-------- Data for the task
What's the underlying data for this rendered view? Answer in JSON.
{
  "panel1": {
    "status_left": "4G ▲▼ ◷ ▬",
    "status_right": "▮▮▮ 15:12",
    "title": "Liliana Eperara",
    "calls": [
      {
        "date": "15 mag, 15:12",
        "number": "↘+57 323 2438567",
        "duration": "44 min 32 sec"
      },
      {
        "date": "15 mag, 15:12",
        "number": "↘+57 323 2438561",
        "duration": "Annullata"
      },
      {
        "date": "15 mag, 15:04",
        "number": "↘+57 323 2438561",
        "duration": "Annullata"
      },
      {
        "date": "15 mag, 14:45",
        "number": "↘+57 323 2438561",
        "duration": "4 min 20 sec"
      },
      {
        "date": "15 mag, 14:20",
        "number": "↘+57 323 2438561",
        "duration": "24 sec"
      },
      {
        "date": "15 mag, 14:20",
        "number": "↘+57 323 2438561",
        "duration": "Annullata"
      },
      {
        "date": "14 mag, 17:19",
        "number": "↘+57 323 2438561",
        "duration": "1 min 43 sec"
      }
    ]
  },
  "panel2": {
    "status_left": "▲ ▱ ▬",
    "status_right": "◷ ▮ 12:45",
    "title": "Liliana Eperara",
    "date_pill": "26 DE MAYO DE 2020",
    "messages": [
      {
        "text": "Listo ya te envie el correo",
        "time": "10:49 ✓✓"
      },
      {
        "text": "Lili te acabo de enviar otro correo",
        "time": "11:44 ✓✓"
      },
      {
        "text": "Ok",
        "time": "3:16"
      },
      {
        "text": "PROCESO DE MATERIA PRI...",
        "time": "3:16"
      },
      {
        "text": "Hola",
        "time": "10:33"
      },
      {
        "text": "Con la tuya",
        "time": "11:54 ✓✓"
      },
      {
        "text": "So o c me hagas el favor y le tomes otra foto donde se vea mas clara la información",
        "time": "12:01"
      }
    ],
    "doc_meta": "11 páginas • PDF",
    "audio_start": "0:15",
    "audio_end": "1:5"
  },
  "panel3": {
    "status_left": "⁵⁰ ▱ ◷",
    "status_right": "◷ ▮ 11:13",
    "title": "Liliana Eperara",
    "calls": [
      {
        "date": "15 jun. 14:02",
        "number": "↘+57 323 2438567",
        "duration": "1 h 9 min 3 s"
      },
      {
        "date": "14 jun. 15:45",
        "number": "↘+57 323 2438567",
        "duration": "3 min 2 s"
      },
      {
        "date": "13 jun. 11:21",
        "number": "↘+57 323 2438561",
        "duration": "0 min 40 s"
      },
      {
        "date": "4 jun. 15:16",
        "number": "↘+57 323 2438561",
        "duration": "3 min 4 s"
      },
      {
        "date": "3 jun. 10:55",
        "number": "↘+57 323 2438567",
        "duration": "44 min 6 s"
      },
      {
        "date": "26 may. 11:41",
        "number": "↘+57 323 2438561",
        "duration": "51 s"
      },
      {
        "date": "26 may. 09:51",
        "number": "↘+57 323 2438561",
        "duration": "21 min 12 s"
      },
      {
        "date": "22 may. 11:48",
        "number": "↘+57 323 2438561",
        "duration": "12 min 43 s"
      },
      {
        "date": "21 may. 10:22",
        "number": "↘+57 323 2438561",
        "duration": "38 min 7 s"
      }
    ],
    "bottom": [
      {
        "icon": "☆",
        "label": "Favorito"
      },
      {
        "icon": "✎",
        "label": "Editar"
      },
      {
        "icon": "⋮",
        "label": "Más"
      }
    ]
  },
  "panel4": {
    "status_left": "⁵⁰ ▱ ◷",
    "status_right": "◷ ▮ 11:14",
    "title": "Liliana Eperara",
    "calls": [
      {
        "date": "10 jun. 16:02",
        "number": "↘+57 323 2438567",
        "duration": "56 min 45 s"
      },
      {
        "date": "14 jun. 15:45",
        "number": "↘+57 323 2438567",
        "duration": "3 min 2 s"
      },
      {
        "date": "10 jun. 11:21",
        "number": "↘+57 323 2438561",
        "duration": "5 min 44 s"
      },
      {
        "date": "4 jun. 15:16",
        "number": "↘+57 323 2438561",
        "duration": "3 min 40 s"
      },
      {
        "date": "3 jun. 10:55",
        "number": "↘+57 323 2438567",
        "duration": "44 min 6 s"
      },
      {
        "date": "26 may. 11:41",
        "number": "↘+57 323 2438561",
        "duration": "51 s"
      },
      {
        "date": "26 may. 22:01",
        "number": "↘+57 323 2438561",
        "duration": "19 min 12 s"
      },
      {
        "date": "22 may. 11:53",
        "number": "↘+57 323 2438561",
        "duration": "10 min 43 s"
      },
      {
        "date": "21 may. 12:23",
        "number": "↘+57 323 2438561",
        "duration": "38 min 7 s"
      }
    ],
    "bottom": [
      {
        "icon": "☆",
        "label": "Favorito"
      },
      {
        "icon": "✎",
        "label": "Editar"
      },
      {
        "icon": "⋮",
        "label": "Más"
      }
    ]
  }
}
----------------
> [Written problem]
Extract, from the material above, each line holding the word "time".

> [Solution to this task]
        "time": "10:49 ✓✓"
        "time": "11:44 ✓✓"
        "time": "3:16"
        "time": "3:16"
        "time": "10:33"
        "time": "11:54 ✓✓"
        "time": "12:01"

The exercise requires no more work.